• What this task involves:
Assemble all lines in which the string "JSON" appears.

• Entries:
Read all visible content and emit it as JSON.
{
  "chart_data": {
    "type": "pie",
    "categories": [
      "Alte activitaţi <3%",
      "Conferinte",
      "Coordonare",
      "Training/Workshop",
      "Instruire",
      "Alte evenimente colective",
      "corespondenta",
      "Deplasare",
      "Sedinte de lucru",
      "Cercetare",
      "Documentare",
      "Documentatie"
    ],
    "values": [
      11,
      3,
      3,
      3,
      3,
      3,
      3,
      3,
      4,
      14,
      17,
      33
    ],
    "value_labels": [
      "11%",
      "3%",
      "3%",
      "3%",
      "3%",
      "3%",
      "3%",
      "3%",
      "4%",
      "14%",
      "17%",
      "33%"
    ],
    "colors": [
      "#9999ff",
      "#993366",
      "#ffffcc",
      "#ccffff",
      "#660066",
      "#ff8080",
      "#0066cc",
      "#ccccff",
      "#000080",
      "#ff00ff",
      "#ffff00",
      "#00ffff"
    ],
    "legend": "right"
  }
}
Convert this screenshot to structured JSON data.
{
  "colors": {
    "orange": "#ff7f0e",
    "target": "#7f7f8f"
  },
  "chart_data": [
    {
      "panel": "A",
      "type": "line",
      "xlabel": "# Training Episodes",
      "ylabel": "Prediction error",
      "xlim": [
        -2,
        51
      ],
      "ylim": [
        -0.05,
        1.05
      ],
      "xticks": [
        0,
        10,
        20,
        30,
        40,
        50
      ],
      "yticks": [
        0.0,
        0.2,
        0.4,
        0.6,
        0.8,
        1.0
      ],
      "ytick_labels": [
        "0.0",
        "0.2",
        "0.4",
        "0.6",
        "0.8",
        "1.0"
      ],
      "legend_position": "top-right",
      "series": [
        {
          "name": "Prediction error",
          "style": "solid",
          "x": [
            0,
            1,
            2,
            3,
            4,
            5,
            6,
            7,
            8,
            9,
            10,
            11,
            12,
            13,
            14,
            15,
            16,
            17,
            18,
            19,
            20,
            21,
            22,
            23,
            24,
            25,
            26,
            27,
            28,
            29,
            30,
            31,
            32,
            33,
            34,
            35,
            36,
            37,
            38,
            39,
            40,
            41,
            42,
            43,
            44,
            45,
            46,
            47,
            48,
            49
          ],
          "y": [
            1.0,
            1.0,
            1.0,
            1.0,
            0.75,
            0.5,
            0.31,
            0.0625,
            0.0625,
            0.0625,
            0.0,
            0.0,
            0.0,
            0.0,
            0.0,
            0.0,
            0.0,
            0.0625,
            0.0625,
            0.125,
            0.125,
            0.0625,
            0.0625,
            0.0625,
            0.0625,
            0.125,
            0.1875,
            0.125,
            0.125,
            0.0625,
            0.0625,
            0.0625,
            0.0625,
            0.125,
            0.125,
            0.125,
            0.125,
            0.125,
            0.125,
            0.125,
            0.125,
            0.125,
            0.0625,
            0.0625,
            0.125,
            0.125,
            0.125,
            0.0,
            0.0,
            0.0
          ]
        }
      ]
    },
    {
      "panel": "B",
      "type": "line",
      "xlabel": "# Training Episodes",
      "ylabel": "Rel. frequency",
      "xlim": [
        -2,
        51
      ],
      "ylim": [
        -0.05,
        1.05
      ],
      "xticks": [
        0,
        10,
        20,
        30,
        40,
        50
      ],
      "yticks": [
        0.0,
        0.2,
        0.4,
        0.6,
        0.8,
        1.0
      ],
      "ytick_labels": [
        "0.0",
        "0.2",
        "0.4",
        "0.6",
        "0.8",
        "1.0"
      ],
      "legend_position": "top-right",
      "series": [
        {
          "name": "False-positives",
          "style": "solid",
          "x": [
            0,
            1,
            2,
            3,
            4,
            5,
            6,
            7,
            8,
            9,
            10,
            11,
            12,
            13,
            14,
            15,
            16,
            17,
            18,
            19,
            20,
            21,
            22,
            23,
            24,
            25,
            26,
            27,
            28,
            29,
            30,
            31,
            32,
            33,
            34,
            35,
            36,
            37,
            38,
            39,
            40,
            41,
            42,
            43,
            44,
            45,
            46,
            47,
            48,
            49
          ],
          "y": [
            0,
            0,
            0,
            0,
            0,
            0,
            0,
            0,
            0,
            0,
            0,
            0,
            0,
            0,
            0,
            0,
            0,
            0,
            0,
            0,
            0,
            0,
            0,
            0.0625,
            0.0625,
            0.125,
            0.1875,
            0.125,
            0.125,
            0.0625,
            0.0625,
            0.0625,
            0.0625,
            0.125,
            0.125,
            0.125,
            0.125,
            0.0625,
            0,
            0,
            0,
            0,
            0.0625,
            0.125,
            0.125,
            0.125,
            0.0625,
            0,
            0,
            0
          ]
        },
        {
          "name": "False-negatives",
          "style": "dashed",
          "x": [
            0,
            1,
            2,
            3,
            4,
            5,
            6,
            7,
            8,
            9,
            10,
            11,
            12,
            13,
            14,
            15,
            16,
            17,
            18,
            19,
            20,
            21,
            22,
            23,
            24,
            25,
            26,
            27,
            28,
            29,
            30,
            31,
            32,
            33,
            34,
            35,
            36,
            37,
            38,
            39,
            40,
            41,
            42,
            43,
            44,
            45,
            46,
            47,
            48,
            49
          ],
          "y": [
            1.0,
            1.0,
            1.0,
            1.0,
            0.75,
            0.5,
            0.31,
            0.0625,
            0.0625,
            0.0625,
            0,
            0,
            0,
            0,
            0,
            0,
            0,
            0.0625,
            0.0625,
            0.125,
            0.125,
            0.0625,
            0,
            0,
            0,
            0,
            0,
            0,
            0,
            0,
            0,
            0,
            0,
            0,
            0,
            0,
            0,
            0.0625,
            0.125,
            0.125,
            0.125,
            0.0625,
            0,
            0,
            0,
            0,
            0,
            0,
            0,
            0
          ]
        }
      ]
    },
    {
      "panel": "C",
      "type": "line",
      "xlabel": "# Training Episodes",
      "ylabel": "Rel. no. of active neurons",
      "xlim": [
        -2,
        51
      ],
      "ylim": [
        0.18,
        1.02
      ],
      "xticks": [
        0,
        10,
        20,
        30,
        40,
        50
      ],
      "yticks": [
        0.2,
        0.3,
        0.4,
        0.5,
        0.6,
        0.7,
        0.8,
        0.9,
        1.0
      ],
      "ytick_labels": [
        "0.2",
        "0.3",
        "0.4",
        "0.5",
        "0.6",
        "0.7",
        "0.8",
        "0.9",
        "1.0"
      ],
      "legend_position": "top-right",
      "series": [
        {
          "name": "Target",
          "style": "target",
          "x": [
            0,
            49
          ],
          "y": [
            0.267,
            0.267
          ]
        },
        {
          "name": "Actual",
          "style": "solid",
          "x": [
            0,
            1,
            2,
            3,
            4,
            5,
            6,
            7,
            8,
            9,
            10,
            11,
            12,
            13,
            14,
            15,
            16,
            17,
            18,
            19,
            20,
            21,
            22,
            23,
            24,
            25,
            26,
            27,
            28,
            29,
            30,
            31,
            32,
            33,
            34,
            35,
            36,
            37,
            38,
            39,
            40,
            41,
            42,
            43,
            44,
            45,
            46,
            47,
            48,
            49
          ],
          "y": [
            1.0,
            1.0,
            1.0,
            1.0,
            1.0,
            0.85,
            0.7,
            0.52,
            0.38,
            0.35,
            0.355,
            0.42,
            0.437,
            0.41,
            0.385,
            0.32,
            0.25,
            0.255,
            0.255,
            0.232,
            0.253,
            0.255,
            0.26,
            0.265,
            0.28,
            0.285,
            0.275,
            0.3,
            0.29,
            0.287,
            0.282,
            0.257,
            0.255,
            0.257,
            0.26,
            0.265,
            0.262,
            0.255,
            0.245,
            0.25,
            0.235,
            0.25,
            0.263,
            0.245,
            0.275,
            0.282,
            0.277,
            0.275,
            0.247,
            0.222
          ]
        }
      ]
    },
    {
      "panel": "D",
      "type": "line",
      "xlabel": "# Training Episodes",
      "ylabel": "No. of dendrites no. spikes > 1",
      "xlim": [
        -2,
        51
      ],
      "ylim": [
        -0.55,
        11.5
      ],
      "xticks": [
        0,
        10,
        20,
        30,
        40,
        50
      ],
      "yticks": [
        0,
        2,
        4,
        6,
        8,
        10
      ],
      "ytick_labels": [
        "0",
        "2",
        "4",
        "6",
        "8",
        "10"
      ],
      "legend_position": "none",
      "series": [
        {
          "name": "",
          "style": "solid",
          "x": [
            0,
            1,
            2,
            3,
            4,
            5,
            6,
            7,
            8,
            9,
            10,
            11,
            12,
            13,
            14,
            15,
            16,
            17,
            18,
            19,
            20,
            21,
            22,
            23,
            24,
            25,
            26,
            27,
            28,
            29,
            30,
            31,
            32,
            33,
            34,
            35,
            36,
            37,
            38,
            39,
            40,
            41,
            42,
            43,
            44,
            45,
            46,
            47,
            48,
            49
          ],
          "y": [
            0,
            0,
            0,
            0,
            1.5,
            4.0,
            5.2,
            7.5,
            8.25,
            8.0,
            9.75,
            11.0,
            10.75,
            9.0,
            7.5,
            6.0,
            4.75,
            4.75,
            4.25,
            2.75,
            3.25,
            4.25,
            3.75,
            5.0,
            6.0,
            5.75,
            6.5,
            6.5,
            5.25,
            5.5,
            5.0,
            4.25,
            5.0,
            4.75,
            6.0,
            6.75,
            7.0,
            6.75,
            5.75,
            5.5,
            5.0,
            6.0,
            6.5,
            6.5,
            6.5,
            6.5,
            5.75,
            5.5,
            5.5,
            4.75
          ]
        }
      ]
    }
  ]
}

• Response below:
Read all visible content and emit it as JSON.
Convert this screenshot to structured JSON data.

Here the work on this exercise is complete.